--- Start Records provided ---
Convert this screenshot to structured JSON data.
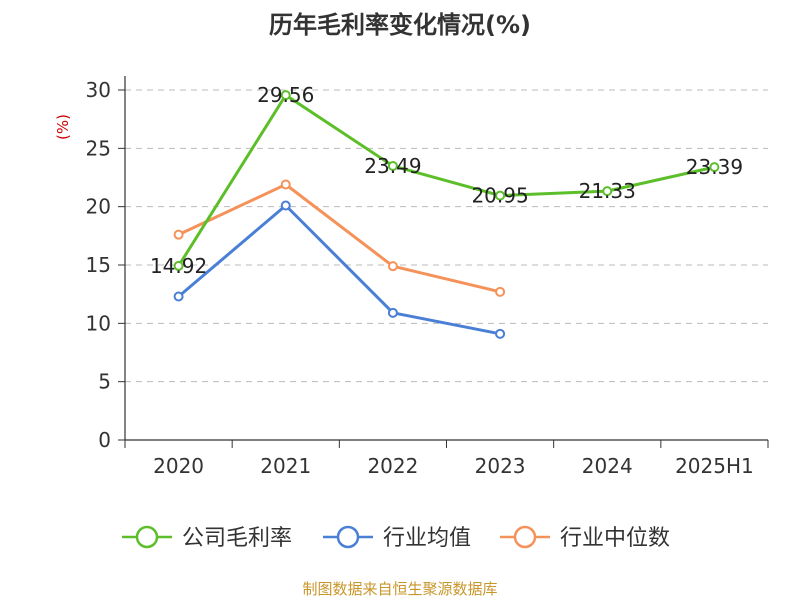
{
  "chart_data": {
    "type": "line",
    "title": "历年毛利率变化情况(%)",
    "ylabel": "(%)",
    "xlabel": "",
    "categories": [
      "2020",
      "2021",
      "2022",
      "2023",
      "2024",
      "2025H1"
    ],
    "ylim": [
      0,
      30
    ],
    "yticks": [
      0,
      5,
      10,
      15,
      20,
      25,
      30
    ],
    "grid": true,
    "legend_position": "bottom",
    "series": [
      {
        "name": "公司毛利率",
        "color": "#5cbf2a",
        "values": [
          14.92,
          29.56,
          23.49,
          20.95,
          21.33,
          23.39
        ],
        "labels": [
          "14.92",
          "29.56",
          "23.49",
          "20.95",
          "21.33",
          "23.39"
        ]
      },
      {
        "name": "行业均值",
        "color": "#4a7fd6",
        "values": [
          12.3,
          20.1,
          10.9,
          9.1,
          null,
          null
        ]
      },
      {
        "name": "行业中位数",
        "color": "#f5925a",
        "values": [
          17.6,
          21.9,
          14.9,
          12.7,
          null,
          null
        ]
      }
    ]
  },
  "source_note": "制图数据来自恒生聚源数据库"
}
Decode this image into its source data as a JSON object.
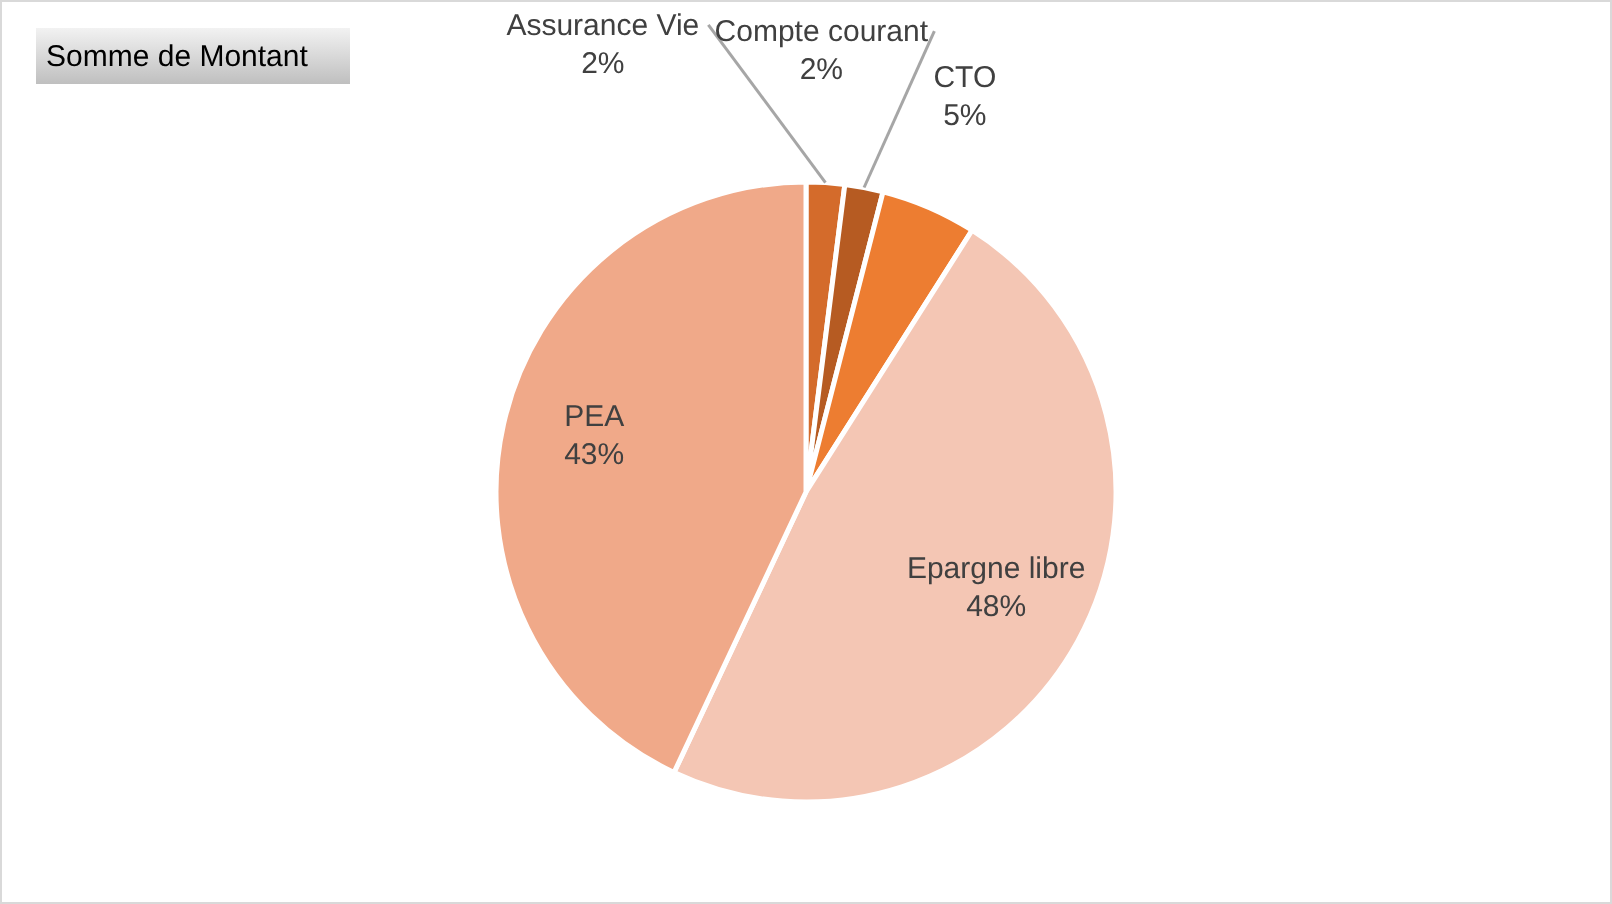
{
  "chart_data": {
    "type": "pie",
    "title": "Somme de Montant",
    "categories": [
      "Assurance Vie",
      "Compte courant",
      "CTO",
      "Epargne libre",
      "PEA"
    ],
    "values": [
      2,
      2,
      5,
      48,
      43
    ],
    "value_labels": [
      "2%",
      "2%",
      "5%",
      "48%",
      "43%"
    ],
    "colors": [
      "#d46b2b",
      "#b65b22",
      "#ed7d31",
      "#f4c6b4",
      "#f0a989"
    ],
    "legend": false
  }
}
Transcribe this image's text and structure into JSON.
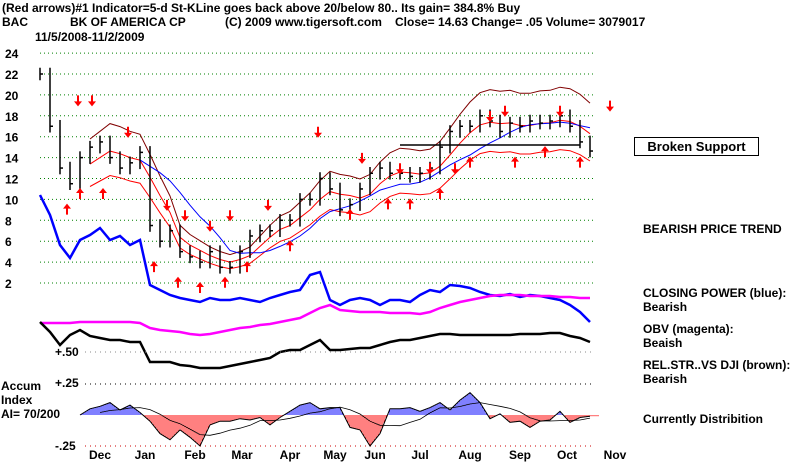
{
  "header": {
    "line1": "(Red arrows)#1 Indicator=5-d St-KLine goes back above 20/below 80.. Its gain=  384.8% Buy",
    "symbol": "BAC",
    "company": "BK OF AMERICA CP",
    "copyright": "(C) 2009 www.tigersoft.com",
    "quote": "Close=  14.63  Change= .05 Volume= 3079017",
    "date_range": "11/5/2008-11/2/2009"
  },
  "side": {
    "broken_support": "Broken Support",
    "trend": "BEARISH PRICE TREND",
    "cp_label": "CLOSING POWER (blue):",
    "cp_value": "Bearish",
    "obv_label": "OBV (magenta):",
    "obv_value": "Beaish",
    "rs_label": "REL.STR..VS DJI (brown):",
    "rs_value": "Bearish",
    "accum_status": "Currently Distribition"
  },
  "accum": {
    "label1": "Accum",
    "label2": "Index",
    "label3": "AI= 70/200",
    "plus50": "+.50",
    "plus25": "+.25",
    "minus25": "-.25"
  },
  "colors": {
    "price": "#000000",
    "cp": "#0000ff",
    "obv": "#ff00ff",
    "rs": "#000000",
    "band": "#ff0000",
    "upper": "#800000",
    "grid": "#008000",
    "accum_pos": "#0000ff",
    "accum_neg": "#ff0000"
  },
  "chart_data": {
    "type": "line",
    "title": "BAC BK OF AMERICA CP 11/5/2008-11/2/2009",
    "y_ticks": [
      24,
      22,
      20,
      18,
      16,
      14,
      12,
      10,
      8,
      6,
      4,
      2
    ],
    "ylim": [
      1,
      25
    ],
    "months": [
      "Dec",
      "Jan",
      "Feb",
      "Mar",
      "Apr",
      "May",
      "Jun",
      "Jul",
      "Aug",
      "Sep",
      "Oct",
      "Nov"
    ],
    "close": [
      22,
      17,
      13,
      11.5,
      14,
      15,
      15.5,
      14,
      13,
      13.5,
      14.5,
      7.5,
      6,
      7,
      5,
      4.5,
      4,
      5,
      3.5,
      3.5,
      5,
      6.5,
      7,
      7,
      8,
      8,
      10,
      10,
      12,
      11,
      9,
      9.5,
      11,
      12.5,
      13,
      12.5,
      12.5,
      12.2,
      12.5,
      13,
      15,
      16.5,
      17,
      17,
      18,
      17.5,
      16.5,
      17.3,
      17,
      17.5,
      17.3,
      17.5,
      18,
      17,
      15.5,
      14.63
    ],
    "closing_power": [
      125,
      105,
      75,
      62,
      80,
      85,
      92,
      80,
      84,
      75,
      80,
      35,
      30,
      25,
      22,
      20,
      18,
      22,
      20,
      20,
      22,
      20,
      18,
      22,
      25,
      28,
      30,
      45,
      48,
      20,
      15,
      20,
      22,
      20,
      15,
      20,
      20,
      18,
      25,
      30,
      28,
      35,
      34,
      32,
      28,
      25,
      24,
      26,
      23,
      25,
      24,
      22,
      20,
      15,
      8,
      -2
    ],
    "obv": [
      17,
      17,
      17,
      17,
      18,
      18,
      18,
      18,
      18,
      18,
      17,
      12,
      10,
      9,
      8,
      6,
      5,
      6,
      8,
      10,
      12,
      13,
      15,
      16,
      18,
      20,
      22,
      27,
      32,
      35,
      30,
      29,
      28,
      28,
      28,
      27,
      27,
      27,
      26,
      28,
      32,
      35,
      38,
      40,
      42,
      44,
      45,
      45,
      45,
      44,
      44,
      44,
      43,
      43,
      42,
      42
    ],
    "rel_strength": [
      58,
      48,
      35,
      45,
      50,
      44,
      42,
      40,
      40,
      38,
      38,
      18,
      18,
      18,
      15,
      14,
      12,
      12,
      12,
      14,
      16,
      18,
      20,
      22,
      28,
      30,
      30,
      35,
      40,
      30,
      30,
      31,
      32,
      32,
      35,
      38,
      40,
      40,
      42,
      44,
      46,
      46,
      45,
      45,
      45,
      45,
      45,
      45,
      46,
      46,
      46,
      47,
      47,
      44,
      42,
      38
    ],
    "accum_index": [
      0,
      0,
      0,
      0,
      0,
      0.05,
      0.07,
      0.1,
      0.04,
      0.08,
      0.02,
      -0.05,
      -0.15,
      -0.2,
      -0.12,
      -0.18,
      -0.25,
      -0.08,
      -0.05,
      -0.05,
      -0.03,
      -0.04,
      -0.02,
      -0.08,
      -0.02,
      0.03,
      0.08,
      0.1,
      0.05,
      0.06,
      0.06,
      -0.1,
      -0.12,
      -0.25,
      -0.15,
      0.05,
      0.05,
      0.06,
      0.03,
      0.06,
      0.1,
      0.04,
      0.12,
      0.18,
      0.1,
      -0.03,
      0.01,
      -0.06,
      -0.05,
      -0.1,
      -0.05,
      -0.04,
      0.03,
      -0.06,
      -0.02,
      -0.01
    ],
    "sell_arrows": [
      [
        3.8,
        19
      ],
      [
        5.2,
        19
      ],
      [
        8.8,
        16
      ],
      [
        12.7,
        9
      ],
      [
        14.5,
        8
      ],
      [
        17,
        7
      ],
      [
        19,
        8
      ],
      [
        22.8,
        9
      ],
      [
        27.8,
        16
      ],
      [
        32.2,
        13.5
      ],
      [
        36,
        12.5
      ],
      [
        39,
        12.5
      ],
      [
        41.5,
        12.5
      ],
      [
        45,
        17.5
      ],
      [
        46.5,
        18
      ],
      [
        52,
        18
      ],
      [
        57,
        18.5
      ]
    ],
    "buy_arrows": [
      [
        2.7,
        9.5
      ],
      [
        4,
        11
      ],
      [
        6.3,
        11
      ],
      [
        11.4,
        4
      ],
      [
        13.8,
        2.5
      ],
      [
        16,
        2
      ],
      [
        18.5,
        2.5
      ],
      [
        20.7,
        4
      ],
      [
        25,
        6
      ],
      [
        31,
        9
      ],
      [
        34.8,
        10
      ],
      [
        37,
        10
      ],
      [
        40,
        11
      ],
      [
        43,
        14
      ],
      [
        47.5,
        14
      ],
      [
        50.5,
        15
      ],
      [
        54,
        14
      ]
    ],
    "support_level": 15.2
  }
}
--- End Records provided ---
[Required work] Check all the records above and select each line where the string "title" is found.

[Exercise result]
    "title": "历年毛利率变化情况(%)",
    "title": "Somme de Montant",
    "title": "BAC BK OF AMERICA CP 11/5/2008-11/2/2009",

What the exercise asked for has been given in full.